Task data →
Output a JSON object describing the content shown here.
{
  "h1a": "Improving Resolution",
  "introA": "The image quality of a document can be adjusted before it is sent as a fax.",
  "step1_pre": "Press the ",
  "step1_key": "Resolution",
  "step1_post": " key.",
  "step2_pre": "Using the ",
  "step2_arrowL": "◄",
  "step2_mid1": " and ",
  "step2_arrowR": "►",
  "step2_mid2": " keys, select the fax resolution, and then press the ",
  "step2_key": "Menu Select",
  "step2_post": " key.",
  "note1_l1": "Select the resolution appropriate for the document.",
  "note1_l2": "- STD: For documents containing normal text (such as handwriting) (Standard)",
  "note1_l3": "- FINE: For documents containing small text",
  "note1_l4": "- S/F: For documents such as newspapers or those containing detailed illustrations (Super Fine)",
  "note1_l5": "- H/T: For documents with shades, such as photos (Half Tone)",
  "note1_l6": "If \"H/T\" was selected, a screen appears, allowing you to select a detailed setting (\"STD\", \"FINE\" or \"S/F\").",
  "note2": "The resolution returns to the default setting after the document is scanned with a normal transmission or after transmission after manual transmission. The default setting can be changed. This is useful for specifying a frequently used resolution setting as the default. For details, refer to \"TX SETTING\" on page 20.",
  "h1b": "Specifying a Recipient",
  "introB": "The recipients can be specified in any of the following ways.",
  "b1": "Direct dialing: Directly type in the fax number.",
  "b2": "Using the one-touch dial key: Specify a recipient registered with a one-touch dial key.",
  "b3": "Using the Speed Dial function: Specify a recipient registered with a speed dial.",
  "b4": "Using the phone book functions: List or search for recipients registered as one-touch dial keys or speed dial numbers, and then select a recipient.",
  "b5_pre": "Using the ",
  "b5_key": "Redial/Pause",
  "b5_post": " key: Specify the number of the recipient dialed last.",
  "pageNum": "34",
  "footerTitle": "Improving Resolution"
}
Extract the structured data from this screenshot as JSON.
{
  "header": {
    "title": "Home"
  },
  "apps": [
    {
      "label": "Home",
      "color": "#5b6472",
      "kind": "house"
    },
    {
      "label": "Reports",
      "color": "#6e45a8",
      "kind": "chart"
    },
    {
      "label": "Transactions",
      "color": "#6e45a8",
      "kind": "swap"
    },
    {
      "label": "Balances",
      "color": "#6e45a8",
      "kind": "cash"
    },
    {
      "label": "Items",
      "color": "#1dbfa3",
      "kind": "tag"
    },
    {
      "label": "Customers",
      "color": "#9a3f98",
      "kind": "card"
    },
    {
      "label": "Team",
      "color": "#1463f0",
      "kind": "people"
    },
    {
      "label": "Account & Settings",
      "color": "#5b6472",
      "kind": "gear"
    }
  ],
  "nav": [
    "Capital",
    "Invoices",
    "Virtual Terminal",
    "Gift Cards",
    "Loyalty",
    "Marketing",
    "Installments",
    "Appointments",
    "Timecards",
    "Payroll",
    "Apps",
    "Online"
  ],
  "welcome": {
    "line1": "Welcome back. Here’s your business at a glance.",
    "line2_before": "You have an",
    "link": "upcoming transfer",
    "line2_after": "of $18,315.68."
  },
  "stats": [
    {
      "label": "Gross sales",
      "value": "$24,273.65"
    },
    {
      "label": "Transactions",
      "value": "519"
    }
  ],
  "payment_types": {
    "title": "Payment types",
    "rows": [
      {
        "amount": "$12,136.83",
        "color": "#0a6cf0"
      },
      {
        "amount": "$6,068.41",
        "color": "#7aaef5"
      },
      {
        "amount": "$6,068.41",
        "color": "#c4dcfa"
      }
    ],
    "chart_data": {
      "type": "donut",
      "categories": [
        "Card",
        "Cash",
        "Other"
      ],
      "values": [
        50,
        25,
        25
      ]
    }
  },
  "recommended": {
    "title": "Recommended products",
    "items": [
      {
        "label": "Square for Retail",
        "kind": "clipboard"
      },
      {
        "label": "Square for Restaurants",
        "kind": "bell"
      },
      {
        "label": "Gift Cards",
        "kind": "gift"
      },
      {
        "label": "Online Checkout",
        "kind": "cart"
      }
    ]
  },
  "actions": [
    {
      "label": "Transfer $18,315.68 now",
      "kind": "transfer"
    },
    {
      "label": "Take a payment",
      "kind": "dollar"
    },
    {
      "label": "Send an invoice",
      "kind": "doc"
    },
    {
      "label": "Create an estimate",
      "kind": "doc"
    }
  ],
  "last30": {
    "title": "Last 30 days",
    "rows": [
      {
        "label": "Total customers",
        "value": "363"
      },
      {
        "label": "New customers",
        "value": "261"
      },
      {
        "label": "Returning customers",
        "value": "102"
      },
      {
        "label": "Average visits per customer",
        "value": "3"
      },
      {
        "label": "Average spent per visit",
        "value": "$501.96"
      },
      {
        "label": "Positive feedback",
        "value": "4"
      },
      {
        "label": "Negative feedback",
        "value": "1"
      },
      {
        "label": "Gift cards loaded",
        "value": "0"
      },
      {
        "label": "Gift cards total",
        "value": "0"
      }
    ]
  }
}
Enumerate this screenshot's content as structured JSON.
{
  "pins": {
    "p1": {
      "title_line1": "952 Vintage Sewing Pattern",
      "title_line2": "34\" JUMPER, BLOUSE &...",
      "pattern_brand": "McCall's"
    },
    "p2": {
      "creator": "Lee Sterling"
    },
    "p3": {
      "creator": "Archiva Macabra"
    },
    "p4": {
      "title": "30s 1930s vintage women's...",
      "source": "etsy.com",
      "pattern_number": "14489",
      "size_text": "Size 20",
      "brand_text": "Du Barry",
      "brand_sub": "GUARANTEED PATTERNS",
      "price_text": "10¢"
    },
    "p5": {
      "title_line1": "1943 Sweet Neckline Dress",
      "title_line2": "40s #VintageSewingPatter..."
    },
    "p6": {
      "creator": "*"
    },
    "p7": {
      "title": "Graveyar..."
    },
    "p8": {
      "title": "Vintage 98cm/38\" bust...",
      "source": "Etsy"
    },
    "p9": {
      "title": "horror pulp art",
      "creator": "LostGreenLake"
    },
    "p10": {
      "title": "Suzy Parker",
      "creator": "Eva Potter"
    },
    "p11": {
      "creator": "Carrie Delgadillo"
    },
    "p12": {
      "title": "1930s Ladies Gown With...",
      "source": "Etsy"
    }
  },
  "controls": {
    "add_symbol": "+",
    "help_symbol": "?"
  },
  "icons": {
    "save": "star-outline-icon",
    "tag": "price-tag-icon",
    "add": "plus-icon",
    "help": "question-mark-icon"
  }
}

Exercise →
Output the full listing exactly as it stands.

Answer to this task →
Output a JSON object describing the content shown here.
{
  "h1a": "Improving Resolution",
  "introA": "The image quality of a document can be adjusted before it is sent as a fax.",
  "step1_pre": "Press the ",
  "step1_key": "Resolution",
  "step1_post": " key.",
  "step2_pre": "Using the ",
  "step2_arrowL": "◄",
  "step2_mid1": " and ",
  "step2_arrowR": "►",
  "step2_mid2": " keys, select the fax resolution, and then press the ",
  "step2_key": "Menu Select",
  "step2_post": " key.",
  "note1_l1": "Select the resolution appropriate for the document.",
  "note1_l2": "- STD: For documents containing normal text (such as handwriting) (Standard)",
  "note1_l3": "- FINE: For documents containing small text",
  "note1_l4": "- S/F: For documents such as newspapers or those containing detailed illustrations (Super Fine)",
  "note1_l5": "- H/T: For documents with shades, such as photos (Half Tone)",
  "note1_l6": "If \"H/T\" was selected, a screen appears, allowing you to select a detailed setting (\"STD\", \"FINE\" or \"S/F\").",
  "note2": "The resolution returns to the default setting after the document is scanned with a normal transmission or after transmission after manual transmission. The default setting can be changed. This is useful for specifying a frequently used resolution setting as the default. For details, refer to \"TX SETTING\" on page 20.",
  "h1b": "Specifying a Recipient",
  "introB": "The recipients can be specified in any of the following ways.",
  "b1": "Direct dialing: Directly type in the fax number.",
  "b2": "Using the one-touch dial key: Specify a recipient registered with a one-touch dial key.",
  "b3": "Using the Speed Dial function: Specify a recipient registered with a speed dial.",
  "b4": "Using the phone book functions: List or search for recipients registered as one-touch dial keys or speed dial numbers, and then select a recipient.",
  "b5_pre": "Using the ",
  "b5_key": "Redial/Pause",
  "b5_post": " key: Specify the number of the recipient dialed last.",
  "pageNum": "34",
  "footerTitle": "Improving Resolution"
}
Extract the structured data from this screenshot as JSON.
{
  "header": {
    "title": "Home"
  },
  "apps": [
    {
      "label": "Home",
      "color": "#5b6472",
      "kind": "house"
    },
    {
      "label": "Reports",
      "color": "#6e45a8",
      "kind": "chart"
    },
    {
      "label": "Transactions",
      "color": "#6e45a8",
      "kind": "swap"
    },
    {
      "label": "Balances",
      "color": "#6e45a8",
      "kind": "cash"
    },
    {
      "label": "Items",
      "color": "#1dbfa3",
      "kind": "tag"
    },
    {
      "label": "Customers",
      "color": "#9a3f98",
      "kind": "card"
    },
    {
      "label": "Team",
      "color": "#1463f0",
      "kind": "people"
    },
    {
      "label": "Account & Settings",
      "color": "#5b6472",
      "kind": "gear"
    }
  ],
  "nav": [
    "Capital",
    "Invoices",
    "Virtual Terminal",
    "Gift Cards",
    "Loyalty",
    "Marketing",
    "Installments",
    "Appointments",
    "Timecards",
    "Payroll",
    "Apps",
    "Online"
  ],
  "welcome": {
    "line1": "Welcome back. Here’s your business at a glance.",
    "line2_before": "You have an",
    "link": "upcoming transfer",
    "line2_after": "of $18,315.68."
  },
  "stats": [
    {
      "label": "Gross sales",
      "value": "$24,273.65"
    },
    {
      "label": "Transactions",
      "value": "519"
    }
  ],
  "payment_types": {
    "title": "Payment types",
    "rows": [
      {
        "amount": "$12,136.83",
        "color": "#0a6cf0"
      },
      {
        "amount": "$6,068.41",
        "color": "#7aaef5"
      },
      {
        "amount": "$6,068.41",
        "color": "#c4dcfa"
      }
    ],
    "chart_data": {
      "type": "donut",
      "categories": [
        "Card",
        "Cash",
        "Other"
      ],
      "values": [
        50,
        25,
        25
      ]
    }
  },
  "recommended": {
    "title": "Recommended products",
    "items": [
      {
        "label": "Square for Retail",
        "kind": "clipboard"
      },
      {
        "label": "Square for Restaurants",
        "kind": "bell"
      },
      {
        "label": "Gift Cards",
        "kind": "gift"
      },
      {
        "label": "Online Checkout",
        "kind": "cart"
      }
    ]
  },
  "actions": [
    {
      "label": "Transfer $18,315.68 now",
      "kind": "transfer"
    },
    {
      "label": "Take a payment",
      "kind": "dollar"
    },
    {
      "label": "Send an invoice",
      "kind": "doc"
    },
    {
      "label": "Create an estimate",
      "kind": "doc"
    }
  ],
  "last30": {
    "title": "Last 30 days",
    "rows": [
      {
        "label": "Total customers",
        "value": "363"
      },
      {
        "label": "New customers",
        "value": "261"
      },
      {
        "label": "Returning customers",
        "value": "102"
      },
      {
        "label": "Average visits per customer",
        "value": "3"
      },
      {
        "label": "Average spent per visit",
        "value": "$501.96"
      },
      {
        "label": "Positive feedback",
        "value": "4"
      },
      {
        "label": "Negative feedback",
        "value": "1"
      },
      {
        "label": "Gift cards loaded",
        "value": "0"
      },
      {
        "label": "Gift cards total",
        "value": "0"
      }
    ]
  }
}
Enumerate this screenshot's content as structured JSON.
{
  "pins": {
    "p1": {
      "title_line1": "952 Vintage Sewing Pattern",
      "title_line2": "34\" JUMPER, BLOUSE &...",
      "pattern_brand": "McCall's"
    },
    "p2": {
      "creator": "Lee Sterling"
    },
    "p3": {
      "creator": "Archiva Macabra"
    },
    "p4": {
      "title": "30s 1930s vintage women's...",
      "source": "etsy.com",
      "pattern_number": "14489",
      "size_text": "Size 20",
      "brand_text": "Du Barry",
      "brand_sub": "GUARANTEED PATTERNS",
      "price_text": "10¢"
    },
    "p5": {
      "title_line1": "1943 Sweet Neckline Dress",
      "title_line2": "40s #VintageSewingPatter..."
    },
    "p6": {
      "creator": "*"
    },
    "p7": {
      "title": "Graveyar..."
    },
    "p8": {
      "title": "Vintage 98cm/38\" bust...",
      "source": "Etsy"
    },
    "p9": {
      "title": "horror pulp art",
      "creator": "LostGreenLake"
    },
    "p10": {
      "title": "Suzy Parker",
      "creator": "Eva Potter"
    },
    "p11": {
      "creator": "Carrie Delgadillo"
    },
    "p12": {
      "title": "1930s Ladies Gown With...",
      "source": "Etsy"
    }
  },
  "controls": {
    "add_symbol": "+",
    "help_symbol": "?"
  },
  "icons": {
    "save": "star-outline-icon",
    "tag": "price-tag-icon",
    "add": "plus-icon",
    "help": "question-mark-icon"
  }
}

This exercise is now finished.